(Stored data)

● ● ● ● ● ● ●

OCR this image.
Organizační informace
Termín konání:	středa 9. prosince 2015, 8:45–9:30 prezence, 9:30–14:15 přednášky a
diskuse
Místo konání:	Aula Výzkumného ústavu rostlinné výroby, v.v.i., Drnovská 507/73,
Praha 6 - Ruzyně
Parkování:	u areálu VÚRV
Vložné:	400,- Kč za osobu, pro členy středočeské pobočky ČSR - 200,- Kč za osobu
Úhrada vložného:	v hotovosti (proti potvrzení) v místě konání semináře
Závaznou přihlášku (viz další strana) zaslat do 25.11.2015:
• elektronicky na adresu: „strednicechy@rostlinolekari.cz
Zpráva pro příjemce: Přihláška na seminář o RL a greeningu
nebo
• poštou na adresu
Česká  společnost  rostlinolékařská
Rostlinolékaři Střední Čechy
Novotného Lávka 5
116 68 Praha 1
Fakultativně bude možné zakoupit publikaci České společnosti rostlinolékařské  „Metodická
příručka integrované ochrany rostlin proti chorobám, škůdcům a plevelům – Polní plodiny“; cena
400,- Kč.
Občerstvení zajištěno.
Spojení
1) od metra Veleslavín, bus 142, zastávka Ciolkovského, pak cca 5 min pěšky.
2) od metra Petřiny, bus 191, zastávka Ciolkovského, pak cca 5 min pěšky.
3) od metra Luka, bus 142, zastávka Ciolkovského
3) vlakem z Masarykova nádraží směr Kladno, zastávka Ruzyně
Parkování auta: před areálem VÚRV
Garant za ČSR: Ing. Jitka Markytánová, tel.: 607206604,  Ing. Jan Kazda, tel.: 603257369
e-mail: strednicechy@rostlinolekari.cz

● ● ● ● ● ● ●

Tally how many lines of the data include the word "zastávka". Write the number and nothing else.

4